TASK GOAL:
Reproduce every entry in the listing without alteration.

(begin)

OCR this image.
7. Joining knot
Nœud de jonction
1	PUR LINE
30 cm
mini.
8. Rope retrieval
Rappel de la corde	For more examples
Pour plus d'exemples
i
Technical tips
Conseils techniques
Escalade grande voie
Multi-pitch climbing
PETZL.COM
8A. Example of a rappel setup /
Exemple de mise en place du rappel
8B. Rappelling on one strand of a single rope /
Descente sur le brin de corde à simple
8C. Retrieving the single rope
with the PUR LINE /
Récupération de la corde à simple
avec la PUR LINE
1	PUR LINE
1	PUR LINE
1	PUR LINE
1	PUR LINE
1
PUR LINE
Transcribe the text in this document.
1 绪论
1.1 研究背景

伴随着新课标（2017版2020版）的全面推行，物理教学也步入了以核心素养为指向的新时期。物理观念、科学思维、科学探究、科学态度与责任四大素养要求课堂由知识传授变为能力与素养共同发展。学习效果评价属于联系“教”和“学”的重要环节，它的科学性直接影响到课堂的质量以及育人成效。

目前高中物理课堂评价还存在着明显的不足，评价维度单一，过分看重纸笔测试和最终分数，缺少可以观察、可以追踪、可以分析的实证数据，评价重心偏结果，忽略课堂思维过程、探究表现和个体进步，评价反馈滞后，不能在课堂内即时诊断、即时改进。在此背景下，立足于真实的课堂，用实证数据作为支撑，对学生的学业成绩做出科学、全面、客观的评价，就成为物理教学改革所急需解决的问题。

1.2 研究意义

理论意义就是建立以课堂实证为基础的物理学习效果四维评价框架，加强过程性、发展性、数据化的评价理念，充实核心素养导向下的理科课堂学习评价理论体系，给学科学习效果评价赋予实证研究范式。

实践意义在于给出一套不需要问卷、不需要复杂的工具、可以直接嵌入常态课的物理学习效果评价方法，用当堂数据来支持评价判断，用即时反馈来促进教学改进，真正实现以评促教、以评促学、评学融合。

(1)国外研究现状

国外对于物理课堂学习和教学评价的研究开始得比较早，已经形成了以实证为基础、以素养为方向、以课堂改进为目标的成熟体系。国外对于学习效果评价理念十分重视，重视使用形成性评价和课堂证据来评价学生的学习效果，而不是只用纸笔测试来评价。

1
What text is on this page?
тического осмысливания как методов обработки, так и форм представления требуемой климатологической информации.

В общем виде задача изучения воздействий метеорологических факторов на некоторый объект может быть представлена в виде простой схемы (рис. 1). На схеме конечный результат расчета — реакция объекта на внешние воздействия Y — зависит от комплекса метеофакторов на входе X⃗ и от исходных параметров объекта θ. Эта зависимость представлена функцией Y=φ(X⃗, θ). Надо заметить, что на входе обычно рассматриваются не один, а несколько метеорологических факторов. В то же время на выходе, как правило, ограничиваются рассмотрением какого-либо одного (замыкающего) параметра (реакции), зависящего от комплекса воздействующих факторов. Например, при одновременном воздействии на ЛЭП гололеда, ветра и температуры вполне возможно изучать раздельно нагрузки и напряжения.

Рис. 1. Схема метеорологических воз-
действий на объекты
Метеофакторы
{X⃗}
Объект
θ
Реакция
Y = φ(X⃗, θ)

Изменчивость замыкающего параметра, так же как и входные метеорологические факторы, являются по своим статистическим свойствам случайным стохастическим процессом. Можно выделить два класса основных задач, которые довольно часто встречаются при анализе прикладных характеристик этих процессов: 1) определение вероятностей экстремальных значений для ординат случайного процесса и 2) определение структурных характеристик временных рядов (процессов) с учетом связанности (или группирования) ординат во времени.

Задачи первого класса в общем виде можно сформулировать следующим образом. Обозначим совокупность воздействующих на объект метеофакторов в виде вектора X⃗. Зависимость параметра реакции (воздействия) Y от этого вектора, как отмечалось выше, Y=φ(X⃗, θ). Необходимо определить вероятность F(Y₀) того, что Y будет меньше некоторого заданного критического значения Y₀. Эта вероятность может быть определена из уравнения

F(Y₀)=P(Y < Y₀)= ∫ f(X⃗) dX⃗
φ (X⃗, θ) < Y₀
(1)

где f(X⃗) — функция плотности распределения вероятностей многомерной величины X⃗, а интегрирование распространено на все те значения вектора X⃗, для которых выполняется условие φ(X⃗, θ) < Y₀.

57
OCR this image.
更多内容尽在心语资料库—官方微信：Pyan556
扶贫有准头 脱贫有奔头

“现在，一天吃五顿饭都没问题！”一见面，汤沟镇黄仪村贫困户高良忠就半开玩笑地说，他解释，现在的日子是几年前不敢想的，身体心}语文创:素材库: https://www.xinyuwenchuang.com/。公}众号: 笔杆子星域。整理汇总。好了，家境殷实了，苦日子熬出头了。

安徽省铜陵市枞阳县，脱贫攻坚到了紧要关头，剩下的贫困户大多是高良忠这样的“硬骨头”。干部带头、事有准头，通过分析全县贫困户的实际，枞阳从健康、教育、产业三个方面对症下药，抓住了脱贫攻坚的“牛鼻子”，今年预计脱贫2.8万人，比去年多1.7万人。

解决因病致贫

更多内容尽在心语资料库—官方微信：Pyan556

(end)

SOLUTION TO THIS EXERCISE:
OCR this image.
7. Joining knot
Nœud de jonction
1	PUR LINE
30 cm
mini.
8. Rope retrieval
Rappel de la corde	For more examples
Pour plus d'exemples
i
Technical tips
Conseils techniques
Escalade grande voie
Multi-pitch climbing
PETZL.COM
8A. Example of a rappel setup /
Exemple de mise en place du rappel
8B. Rappelling on one strand of a single rope /
Descente sur le brin de corde à simple
8C. Retrieving the single rope
with the PUR LINE /
Récupération de la corde à simple
avec la PUR LINE
1	PUR LINE
1	PUR LINE
1	PUR LINE
1	PUR LINE
1
PUR LINE
Transcribe the text in this document.
1 绪论
1.1 研究背景

伴随着新课标（2017版2020版）的全面推行，物理教学也步入了以核心素养为指向的新时期。物理观念、科学思维、科学探究、科学态度与责任四大素养要求课堂由知识传授变为能力与素养共同发展。学习效果评价属于联系“教”和“学”的重要环节，它的科学性直接影响到课堂的质量以及育人成效。

目前高中物理课堂评价还存在着明显的不足，评价维度单一，过分看重纸笔测试和最终分数，缺少可以观察、可以追踪、可以分析的实证数据，评价重心偏结果，忽略课堂思维过程、探究表现和个体进步，评价反馈滞后，不能在课堂内即时诊断、即时改进。在此背景下，立足于真实的课堂，用实证数据作为支撑，对学生的学业成绩做出科学、全面、客观的评价，就成为物理教学改革所急需解决的问题。

1.2 研究意义

理论意义就是建立以课堂实证为基础的物理学习效果四维评价框架，加强过程性、发展性、数据化的评价理念，充实核心素养导向下的理科课堂学习评价理论体系，给学科学习效果评价赋予实证研究范式。

实践意义在于给出一套不需要问卷、不需要复杂的工具、可以直接嵌入常态课的物理学习效果评价方法，用当堂数据来支持评价判断，用即时反馈来促进教学改进，真正实现以评促教、以评促学、评学融合。

(1)国外研究现状

国外对于物理课堂学习和教学评价的研究开始得比较早，已经形成了以实证为基础、以素养为方向、以课堂改进为目标的成熟体系。国外对于学习效果评价理念十分重视，重视使用形成性评价和课堂证据来评价学生的学习效果，而不是只用纸笔测试来评价。

1
What text is on this page?
тического осмысливания как методов обработки, так и форм представления требуемой климатологической информации.

В общем виде задача изучения воздействий метеорологических факторов на некоторый объект может быть представлена в виде простой схемы (рис. 1). На схеме конечный результат расчета — реакция объекта на внешние воздействия Y — зависит от комплекса метеофакторов на входе X⃗ и от исходных параметров объекта θ. Эта зависимость представлена функцией Y=φ(X⃗, θ). Надо заметить, что на входе обычно рассматриваются не один, а несколько метеорологических факторов. В то же время на выходе, как правило, ограничиваются рассмотрением какого-либо одного (замыкающего) параметра (реакции), зависящего от комплекса воздействующих факторов. Например, при одновременном воздействии на ЛЭП гололеда, ветра и температуры вполне возможно изучать раздельно нагрузки и напряжения.

Рис. 1. Схема метеорологических воз-
действий на объекты
Метеофакторы
{X⃗}
Объект
θ
Реакция
Y = φ(X⃗, θ)

Изменчивость замыкающего параметра, так же как и входные метеорологические факторы, являются по своим статистическим свойствам случайным стохастическим процессом. Можно выделить два класса основных задач, которые довольно часто встречаются при анализе прикладных характеристик этих процессов: 1) определение вероятностей экстремальных значений для ординат случайного процесса и 2) определение структурных характеристик временных рядов (процессов) с учетом связанности (или группирования) ординат во времени.

Задачи первого класса в общем виде можно сформулировать следующим образом. Обозначим совокупность воздействующих на объект метеофакторов в виде вектора X⃗. Зависимость параметра реакции (воздействия) Y от этого вектора, как отмечалось выше, Y=φ(X⃗, θ). Необходимо определить вероятность F(Y₀) того, что Y будет меньше некоторого заданного критического значения Y₀. Эта вероятность может быть определена из уравнения

F(Y₀)=P(Y < Y₀)= ∫ f(X⃗) dX⃗
φ (X⃗, θ) < Y₀
(1)

где f(X⃗) — функция плотности распределения вероятностей многомерной величины X⃗, а интегрирование распространено на все те значения вектора X⃗, для которых выполняется условие φ(X⃗, θ) < Y₀.

57
OCR this image.
更多内容尽在心语资料库—官方微信：Pyan556
扶贫有准头 脱贫有奔头

“现在，一天吃五顿饭都没问题！”一见面，汤沟镇黄仪村贫困户高良忠就半开玩笑地说，他解释，现在的日子是几年前不敢想的，身体心}语文创:素材库: https://www.xinyuwenchuang.com/。公}众号: 笔杆子星域。整理汇总。好了，家境殷实了，苦日子熬出头了。

安徽省铜陵市枞阳县，脱贫攻坚到了紧要关头，剩下的贫困户大多是高良忠这样的“硬骨头”。干部带头、事有准头，通过分析全县贫困户的实际，枞阳从健康、教育、产业三个方面对症下药，抓住了脱贫攻坚的“牛鼻子”，今年预计脱贫2.8万人，比去年多1.7万人。

解决因病致贫

更多内容尽在心语资料库—官方微信：Pyan556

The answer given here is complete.